[Data entries]
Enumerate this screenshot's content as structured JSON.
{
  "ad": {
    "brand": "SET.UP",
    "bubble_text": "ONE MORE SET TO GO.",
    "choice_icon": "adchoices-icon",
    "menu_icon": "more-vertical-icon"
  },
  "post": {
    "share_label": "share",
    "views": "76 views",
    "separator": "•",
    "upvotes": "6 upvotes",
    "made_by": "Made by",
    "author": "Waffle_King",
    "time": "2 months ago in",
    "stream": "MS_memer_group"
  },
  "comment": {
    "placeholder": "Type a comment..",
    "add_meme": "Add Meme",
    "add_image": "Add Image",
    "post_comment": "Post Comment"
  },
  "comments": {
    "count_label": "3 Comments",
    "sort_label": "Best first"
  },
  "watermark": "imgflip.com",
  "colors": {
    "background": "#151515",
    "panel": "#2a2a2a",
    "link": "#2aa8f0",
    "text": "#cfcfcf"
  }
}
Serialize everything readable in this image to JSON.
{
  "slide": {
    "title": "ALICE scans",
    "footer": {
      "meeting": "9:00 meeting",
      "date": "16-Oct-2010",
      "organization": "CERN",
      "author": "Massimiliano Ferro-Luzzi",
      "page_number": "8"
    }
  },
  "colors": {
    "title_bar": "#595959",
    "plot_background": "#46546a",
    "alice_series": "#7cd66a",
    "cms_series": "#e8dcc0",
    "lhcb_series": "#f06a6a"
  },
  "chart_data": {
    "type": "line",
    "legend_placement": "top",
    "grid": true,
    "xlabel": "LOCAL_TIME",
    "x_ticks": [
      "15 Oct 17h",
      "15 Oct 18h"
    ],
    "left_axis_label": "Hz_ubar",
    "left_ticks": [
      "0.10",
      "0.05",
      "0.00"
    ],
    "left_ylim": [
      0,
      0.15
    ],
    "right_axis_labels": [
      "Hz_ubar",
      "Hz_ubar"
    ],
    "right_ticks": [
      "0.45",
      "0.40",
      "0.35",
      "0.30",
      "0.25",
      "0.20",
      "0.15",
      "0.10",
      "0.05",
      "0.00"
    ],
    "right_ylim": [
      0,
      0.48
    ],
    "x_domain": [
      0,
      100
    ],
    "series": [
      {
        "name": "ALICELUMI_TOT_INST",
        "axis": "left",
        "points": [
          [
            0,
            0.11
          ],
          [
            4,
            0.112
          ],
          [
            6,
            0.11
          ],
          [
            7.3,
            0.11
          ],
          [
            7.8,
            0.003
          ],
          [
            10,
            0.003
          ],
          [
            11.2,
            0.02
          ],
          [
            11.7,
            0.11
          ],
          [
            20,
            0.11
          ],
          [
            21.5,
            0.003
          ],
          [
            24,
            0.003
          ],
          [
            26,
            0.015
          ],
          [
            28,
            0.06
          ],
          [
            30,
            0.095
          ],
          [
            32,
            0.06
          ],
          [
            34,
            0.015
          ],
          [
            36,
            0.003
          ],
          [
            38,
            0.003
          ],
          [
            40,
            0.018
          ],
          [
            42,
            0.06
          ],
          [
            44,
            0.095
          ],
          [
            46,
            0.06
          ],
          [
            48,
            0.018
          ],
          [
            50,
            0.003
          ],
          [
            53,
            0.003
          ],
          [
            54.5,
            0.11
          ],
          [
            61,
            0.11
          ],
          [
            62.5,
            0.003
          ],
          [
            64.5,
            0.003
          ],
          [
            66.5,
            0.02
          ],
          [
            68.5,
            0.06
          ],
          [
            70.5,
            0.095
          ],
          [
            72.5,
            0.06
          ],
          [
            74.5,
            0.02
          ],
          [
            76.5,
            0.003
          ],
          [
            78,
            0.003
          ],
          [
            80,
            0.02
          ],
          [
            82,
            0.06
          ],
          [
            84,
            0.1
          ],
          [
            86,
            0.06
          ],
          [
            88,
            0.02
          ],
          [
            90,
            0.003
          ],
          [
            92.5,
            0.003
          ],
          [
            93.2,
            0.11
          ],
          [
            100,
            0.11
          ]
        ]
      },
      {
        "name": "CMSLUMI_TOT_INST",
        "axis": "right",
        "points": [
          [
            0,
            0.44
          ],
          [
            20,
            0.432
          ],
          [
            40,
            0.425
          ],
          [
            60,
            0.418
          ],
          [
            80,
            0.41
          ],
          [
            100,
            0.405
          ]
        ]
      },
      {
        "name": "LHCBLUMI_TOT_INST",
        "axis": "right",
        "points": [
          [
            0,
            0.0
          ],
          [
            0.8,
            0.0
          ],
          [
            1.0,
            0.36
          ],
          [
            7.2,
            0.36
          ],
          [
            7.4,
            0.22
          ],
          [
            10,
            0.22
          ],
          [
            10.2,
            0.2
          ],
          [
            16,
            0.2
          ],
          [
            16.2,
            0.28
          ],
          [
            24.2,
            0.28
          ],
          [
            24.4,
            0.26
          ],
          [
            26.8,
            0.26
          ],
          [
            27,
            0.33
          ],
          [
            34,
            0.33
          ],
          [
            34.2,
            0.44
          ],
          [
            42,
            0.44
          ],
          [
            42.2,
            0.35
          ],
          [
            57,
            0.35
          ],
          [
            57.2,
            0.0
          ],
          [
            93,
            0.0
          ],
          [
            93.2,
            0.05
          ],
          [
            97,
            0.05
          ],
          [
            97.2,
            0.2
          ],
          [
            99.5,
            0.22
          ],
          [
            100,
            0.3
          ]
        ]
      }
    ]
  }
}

■ EXERCISE OBJECTIVE ■
Word for word, restate all of the data shown above.

■ RESPONSE BELOW ■
Enumerate this screenshot's content as structured JSON.
{
  "ad": {
    "brand": "SET.UP",
    "bubble_text": "ONE MORE SET TO GO.",
    "choice_icon": "adchoices-icon",
    "menu_icon": "more-vertical-icon"
  },
  "post": {
    "share_label": "share",
    "views": "76 views",
    "separator": "•",
    "upvotes": "6 upvotes",
    "made_by": "Made by",
    "author": "Waffle_King",
    "time": "2 months ago in",
    "stream": "MS_memer_group"
  },
  "comment": {
    "placeholder": "Type a comment..",
    "add_meme": "Add Meme",
    "add_image": "Add Image",
    "post_comment": "Post Comment"
  },
  "comments": {
    "count_label": "3 Comments",
    "sort_label": "Best first"
  },
  "watermark": "imgflip.com",
  "colors": {
    "background": "#151515",
    "panel": "#2a2a2a",
    "link": "#2aa8f0",
    "text": "#cfcfcf"
  }
}
Serialize everything readable in this image to JSON.
{
  "slide": {
    "title": "ALICE scans",
    "footer": {
      "meeting": "9:00 meeting",
      "date": "16-Oct-2010",
      "organization": "CERN",
      "author": "Massimiliano Ferro-Luzzi",
      "page_number": "8"
    }
  },
  "colors": {
    "title_bar": "#595959",
    "plot_background": "#46546a",
    "alice_series": "#7cd66a",
    "cms_series": "#e8dcc0",
    "lhcb_series": "#f06a6a"
  },
  "chart_data": {
    "type": "line",
    "legend_placement": "top",
    "grid": true,
    "xlabel": "LOCAL_TIME",
    "x_ticks": [
      "15 Oct 17h",
      "15 Oct 18h"
    ],
    "left_axis_label": "Hz_ubar",
    "left_ticks": [
      "0.10",
      "0.05",
      "0.00"
    ],
    "left_ylim": [
      0,
      0.15
    ],
    "right_axis_labels": [
      "Hz_ubar",
      "Hz_ubar"
    ],
    "right_ticks": [
      "0.45",
      "0.40",
      "0.35",
      "0.30",
      "0.25",
      "0.20",
      "0.15",
      "0.10",
      "0.05",
      "0.00"
    ],
    "right_ylim": [
      0,
      0.48
    ],
    "x_domain": [
      0,
      100
    ],
    "series": [
      {
        "name": "ALICELUMI_TOT_INST",
        "axis": "left",
        "points": [
          [
            0,
            0.11
          ],
          [
            4,
            0.112
          ],
          [
            6,
            0.11
          ],
          [
            7.3,
            0.11
          ],
          [
            7.8,
            0.003
          ],
          [
            10,
            0.003
          ],
          [
            11.2,
            0.02
          ],
          [
            11.7,
            0.11
          ],
          [
            20,
            0.11
          ],
          [
            21.5,
            0.003
          ],
          [
            24,
            0.003
          ],
          [
            26,
            0.015
          ],
          [
            28,
            0.06
          ],
          [
            30,
            0.095
          ],
          [
            32,
            0.06
          ],
          [
            34,
            0.015
          ],
          [
            36,
            0.003
          ],
          [
            38,
            0.003
          ],
          [
            40,
            0.018
          ],
          [
            42,
            0.06
          ],
          [
            44,
            0.095
          ],
          [
            46,
            0.06
          ],
          [
            48,
            0.018
          ],
          [
            50,
            0.003
          ],
          [
            53,
            0.003
          ],
          [
            54.5,
            0.11
          ],
          [
            61,
            0.11
          ],
          [
            62.5,
            0.003
          ],
          [
            64.5,
            0.003
          ],
          [
            66.5,
            0.02
          ],
          [
            68.5,
            0.06
          ],
          [
            70.5,
            0.095
          ],
          [
            72.5,
            0.06
          ],
          [
            74.5,
            0.02
          ],
          [
            76.5,
            0.003
          ],
          [
            78,
            0.003
          ],
          [
            80,
            0.02
          ],
          [
            82,
            0.06
          ],
          [
            84,
            0.1
          ],
          [
            86,
            0.06
          ],
          [
            88,
            0.02
          ],
          [
            90,
            0.003
          ],
          [
            92.5,
            0.003
          ],
          [
            93.2,
            0.11
          ],
          [
            100,
            0.11
          ]
        ]
      },
      {
        "name": "CMSLUMI_TOT_INST",
        "axis": "right",
        "points": [
          [
            0,
            0.44
          ],
          [
            20,
            0.432
          ],
          [
            40,
            0.425
          ],
          [
            60,
            0.418
          ],
          [
            80,
            0.41
          ],
          [
            100,
            0.405
          ]
        ]
      },
      {
        "name": "LHCBLUMI_TOT_INST",
        "axis": "right",
        "points": [
          [
            0,
            0.0
          ],
          [
            0.8,
            0.0
          ],
          [
            1.0,
            0.36
          ],
          [
            7.2,
            0.36
          ],
          [
            7.4,
            0.22
          ],
          [
            10,
            0.22
          ],
          [
            10.2,
            0.2
          ],
          [
            16,
            0.2
          ],
          [
            16.2,
            0.28
          ],
          [
            24.2,
            0.28
          ],
          [
            24.4,
            0.26
          ],
          [
            26.8,
            0.26
          ],
          [
            27,
            0.33
          ],
          [
            34,
            0.33
          ],
          [
            34.2,
            0.44
          ],
          [
            42,
            0.44
          ],
          [
            42.2,
            0.35
          ],
          [
            57,
            0.35
          ],
          [
            57.2,
            0.0
          ],
          [
            93,
            0.0
          ],
          [
            93.2,
            0.05
          ],
          [
            97,
            0.05
          ],
          [
            97.2,
            0.2
          ],
          [
            99.5,
            0.22
          ],
          [
            100,
            0.3
          ]
        ]
      }
    ]
  }
}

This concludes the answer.